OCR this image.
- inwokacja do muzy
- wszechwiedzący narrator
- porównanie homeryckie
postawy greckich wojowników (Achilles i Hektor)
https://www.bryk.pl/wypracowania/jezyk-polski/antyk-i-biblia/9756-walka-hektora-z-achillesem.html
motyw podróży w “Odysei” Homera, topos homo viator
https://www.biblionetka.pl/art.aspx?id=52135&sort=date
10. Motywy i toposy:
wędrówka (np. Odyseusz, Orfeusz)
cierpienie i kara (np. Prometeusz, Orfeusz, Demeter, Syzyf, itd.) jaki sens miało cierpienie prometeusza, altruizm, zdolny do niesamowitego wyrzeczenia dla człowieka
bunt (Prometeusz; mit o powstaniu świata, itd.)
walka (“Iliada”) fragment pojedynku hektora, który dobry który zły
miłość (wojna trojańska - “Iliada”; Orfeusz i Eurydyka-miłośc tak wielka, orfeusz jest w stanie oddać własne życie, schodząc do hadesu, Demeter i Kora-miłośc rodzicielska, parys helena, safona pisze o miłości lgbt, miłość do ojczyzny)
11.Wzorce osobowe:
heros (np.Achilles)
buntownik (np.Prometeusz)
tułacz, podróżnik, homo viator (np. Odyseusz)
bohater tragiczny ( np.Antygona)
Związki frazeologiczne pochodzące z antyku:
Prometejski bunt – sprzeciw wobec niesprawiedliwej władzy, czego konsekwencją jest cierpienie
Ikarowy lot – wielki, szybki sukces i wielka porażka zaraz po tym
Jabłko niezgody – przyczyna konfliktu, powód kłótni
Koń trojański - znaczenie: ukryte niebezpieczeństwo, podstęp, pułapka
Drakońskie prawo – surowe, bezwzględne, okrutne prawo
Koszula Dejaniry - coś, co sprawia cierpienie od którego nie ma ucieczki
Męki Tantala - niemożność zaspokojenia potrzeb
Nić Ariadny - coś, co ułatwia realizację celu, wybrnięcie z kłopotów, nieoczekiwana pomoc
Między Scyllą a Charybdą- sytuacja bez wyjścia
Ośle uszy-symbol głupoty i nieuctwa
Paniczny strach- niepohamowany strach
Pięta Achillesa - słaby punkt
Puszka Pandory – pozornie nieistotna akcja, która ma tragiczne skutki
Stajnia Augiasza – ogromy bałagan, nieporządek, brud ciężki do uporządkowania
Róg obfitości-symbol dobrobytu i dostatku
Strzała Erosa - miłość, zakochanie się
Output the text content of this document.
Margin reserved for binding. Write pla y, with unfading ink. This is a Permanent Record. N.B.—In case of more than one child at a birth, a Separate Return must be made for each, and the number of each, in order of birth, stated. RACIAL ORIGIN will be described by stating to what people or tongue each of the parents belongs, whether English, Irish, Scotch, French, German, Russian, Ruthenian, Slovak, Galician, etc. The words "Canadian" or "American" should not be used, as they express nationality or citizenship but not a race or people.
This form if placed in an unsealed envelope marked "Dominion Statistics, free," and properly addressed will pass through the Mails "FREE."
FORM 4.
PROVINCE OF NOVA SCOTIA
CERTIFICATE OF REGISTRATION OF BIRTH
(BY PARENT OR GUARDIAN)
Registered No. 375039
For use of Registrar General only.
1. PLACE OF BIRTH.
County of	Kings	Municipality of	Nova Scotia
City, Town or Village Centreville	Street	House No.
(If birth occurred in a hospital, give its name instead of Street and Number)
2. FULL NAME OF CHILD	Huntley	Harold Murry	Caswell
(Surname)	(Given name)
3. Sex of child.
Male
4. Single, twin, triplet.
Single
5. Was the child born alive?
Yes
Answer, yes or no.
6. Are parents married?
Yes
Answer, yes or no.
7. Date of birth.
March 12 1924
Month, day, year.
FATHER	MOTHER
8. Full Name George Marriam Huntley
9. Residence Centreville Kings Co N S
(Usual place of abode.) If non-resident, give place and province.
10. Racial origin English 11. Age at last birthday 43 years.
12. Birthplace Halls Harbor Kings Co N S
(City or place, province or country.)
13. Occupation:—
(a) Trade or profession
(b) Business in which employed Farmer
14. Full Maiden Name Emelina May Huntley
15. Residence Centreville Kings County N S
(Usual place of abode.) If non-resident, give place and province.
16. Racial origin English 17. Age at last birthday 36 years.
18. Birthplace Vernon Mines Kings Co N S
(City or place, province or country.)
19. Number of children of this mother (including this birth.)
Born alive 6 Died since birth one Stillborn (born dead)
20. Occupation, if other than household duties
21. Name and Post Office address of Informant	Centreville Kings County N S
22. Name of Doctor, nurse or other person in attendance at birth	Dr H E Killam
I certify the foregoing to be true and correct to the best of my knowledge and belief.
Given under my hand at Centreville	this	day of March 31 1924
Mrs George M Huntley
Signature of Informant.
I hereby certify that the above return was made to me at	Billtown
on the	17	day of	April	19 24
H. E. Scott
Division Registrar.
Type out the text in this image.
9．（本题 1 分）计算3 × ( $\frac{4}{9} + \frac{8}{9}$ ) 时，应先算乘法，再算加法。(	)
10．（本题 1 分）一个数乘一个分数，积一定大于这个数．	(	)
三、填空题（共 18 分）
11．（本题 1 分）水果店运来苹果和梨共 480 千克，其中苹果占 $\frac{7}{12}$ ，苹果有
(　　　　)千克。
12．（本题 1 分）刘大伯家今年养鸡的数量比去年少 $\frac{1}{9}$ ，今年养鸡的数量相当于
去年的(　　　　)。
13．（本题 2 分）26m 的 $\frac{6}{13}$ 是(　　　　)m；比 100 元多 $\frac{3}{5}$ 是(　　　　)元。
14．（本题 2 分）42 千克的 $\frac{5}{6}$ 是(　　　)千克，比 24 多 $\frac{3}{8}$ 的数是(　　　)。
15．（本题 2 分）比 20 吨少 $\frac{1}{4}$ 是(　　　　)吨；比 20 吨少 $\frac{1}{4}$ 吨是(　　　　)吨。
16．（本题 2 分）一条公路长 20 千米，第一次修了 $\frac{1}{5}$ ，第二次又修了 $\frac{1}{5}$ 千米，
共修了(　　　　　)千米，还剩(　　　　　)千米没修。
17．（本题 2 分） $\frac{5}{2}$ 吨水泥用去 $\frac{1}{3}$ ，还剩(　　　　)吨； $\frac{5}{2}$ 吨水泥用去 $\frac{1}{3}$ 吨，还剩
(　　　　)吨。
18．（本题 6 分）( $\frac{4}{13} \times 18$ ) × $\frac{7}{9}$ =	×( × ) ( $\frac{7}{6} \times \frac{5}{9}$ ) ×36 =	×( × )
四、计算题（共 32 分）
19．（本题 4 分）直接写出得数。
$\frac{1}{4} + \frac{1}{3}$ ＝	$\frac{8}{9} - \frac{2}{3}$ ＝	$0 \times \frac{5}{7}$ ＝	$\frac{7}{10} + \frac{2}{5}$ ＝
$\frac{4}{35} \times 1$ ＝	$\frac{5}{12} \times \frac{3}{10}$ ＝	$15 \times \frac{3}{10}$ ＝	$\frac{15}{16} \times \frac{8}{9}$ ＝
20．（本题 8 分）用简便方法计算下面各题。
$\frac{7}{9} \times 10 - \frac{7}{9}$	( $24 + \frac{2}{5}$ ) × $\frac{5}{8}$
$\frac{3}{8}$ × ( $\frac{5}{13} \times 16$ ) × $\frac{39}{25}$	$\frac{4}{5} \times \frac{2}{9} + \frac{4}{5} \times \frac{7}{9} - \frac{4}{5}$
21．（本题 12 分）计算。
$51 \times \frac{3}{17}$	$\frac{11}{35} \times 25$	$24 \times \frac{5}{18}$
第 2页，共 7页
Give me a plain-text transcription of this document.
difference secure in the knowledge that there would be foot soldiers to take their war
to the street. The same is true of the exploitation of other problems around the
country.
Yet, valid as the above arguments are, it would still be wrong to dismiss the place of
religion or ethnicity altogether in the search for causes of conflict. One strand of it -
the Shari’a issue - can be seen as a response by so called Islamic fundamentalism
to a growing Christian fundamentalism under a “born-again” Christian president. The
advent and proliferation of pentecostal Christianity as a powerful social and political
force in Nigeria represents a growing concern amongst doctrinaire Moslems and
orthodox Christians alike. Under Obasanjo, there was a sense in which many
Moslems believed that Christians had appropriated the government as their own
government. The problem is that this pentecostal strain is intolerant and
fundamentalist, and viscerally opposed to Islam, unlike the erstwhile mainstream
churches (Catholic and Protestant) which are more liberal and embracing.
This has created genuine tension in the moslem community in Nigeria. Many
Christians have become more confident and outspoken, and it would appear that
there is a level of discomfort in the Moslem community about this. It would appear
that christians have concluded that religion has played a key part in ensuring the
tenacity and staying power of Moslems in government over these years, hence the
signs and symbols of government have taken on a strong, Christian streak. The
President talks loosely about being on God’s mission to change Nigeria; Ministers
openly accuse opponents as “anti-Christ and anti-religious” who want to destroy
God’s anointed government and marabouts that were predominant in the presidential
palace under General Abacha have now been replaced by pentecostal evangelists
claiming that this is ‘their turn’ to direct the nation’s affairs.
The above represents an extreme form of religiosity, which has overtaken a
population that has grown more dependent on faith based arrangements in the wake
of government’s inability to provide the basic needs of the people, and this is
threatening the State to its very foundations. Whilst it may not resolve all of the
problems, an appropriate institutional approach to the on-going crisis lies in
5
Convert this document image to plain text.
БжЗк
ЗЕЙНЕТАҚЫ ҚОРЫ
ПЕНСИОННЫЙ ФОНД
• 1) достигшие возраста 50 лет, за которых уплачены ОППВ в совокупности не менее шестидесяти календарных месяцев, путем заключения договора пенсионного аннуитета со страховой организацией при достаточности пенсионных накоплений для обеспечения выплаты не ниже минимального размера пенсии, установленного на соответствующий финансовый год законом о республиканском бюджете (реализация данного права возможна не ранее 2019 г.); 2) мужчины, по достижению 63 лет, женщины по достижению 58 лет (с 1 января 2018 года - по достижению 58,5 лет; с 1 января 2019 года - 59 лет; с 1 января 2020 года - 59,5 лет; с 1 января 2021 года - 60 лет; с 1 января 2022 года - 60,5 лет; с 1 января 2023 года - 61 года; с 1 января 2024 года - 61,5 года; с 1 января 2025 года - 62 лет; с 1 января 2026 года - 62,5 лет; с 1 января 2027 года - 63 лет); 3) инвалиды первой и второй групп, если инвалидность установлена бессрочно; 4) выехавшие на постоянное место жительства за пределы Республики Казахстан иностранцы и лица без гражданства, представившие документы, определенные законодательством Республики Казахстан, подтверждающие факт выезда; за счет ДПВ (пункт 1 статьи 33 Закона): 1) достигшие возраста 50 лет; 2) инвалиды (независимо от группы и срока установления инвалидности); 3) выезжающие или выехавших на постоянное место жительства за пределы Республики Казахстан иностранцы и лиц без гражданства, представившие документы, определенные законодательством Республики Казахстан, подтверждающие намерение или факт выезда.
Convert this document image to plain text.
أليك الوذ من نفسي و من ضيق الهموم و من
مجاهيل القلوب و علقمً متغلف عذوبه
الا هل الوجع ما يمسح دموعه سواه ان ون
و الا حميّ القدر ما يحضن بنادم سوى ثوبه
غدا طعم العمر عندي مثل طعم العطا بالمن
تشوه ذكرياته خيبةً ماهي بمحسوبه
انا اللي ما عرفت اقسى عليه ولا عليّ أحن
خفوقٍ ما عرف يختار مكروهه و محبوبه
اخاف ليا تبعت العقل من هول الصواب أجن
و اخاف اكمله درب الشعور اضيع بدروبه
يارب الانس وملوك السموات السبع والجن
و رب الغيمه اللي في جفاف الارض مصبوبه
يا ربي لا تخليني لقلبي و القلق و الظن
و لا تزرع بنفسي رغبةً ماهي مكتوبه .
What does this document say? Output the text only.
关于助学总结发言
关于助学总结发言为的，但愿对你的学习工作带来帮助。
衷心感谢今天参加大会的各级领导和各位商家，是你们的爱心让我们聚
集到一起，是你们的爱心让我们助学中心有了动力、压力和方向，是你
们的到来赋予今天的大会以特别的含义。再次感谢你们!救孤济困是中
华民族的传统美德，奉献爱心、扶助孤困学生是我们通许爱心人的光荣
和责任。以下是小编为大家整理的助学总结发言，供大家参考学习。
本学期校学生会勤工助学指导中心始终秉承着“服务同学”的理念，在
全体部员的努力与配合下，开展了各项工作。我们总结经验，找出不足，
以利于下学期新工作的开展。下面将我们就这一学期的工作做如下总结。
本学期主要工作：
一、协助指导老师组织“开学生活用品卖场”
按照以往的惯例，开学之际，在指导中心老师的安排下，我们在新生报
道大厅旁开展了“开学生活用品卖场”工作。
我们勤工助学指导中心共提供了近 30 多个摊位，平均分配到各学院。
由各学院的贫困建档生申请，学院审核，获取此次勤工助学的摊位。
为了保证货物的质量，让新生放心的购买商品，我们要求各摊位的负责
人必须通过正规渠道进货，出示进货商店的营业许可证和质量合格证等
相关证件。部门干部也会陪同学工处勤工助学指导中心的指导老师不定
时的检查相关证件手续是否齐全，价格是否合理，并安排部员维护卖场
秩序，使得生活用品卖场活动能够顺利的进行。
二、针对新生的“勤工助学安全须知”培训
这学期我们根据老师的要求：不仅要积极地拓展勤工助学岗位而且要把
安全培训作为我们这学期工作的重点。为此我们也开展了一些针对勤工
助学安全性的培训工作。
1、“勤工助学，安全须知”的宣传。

--- Aim of the task ---
Pick out lines containing the word "have", each one as written.

--- Expected answer ---
Christians have become more confident and outspoken, and it would appear that
that christians have concluded that religion has played a key part in ensuring the
signs and symbols of government have taken on a strong, Christian streak. The
palace under General Abacha have now been replaced by pentecostal evangelists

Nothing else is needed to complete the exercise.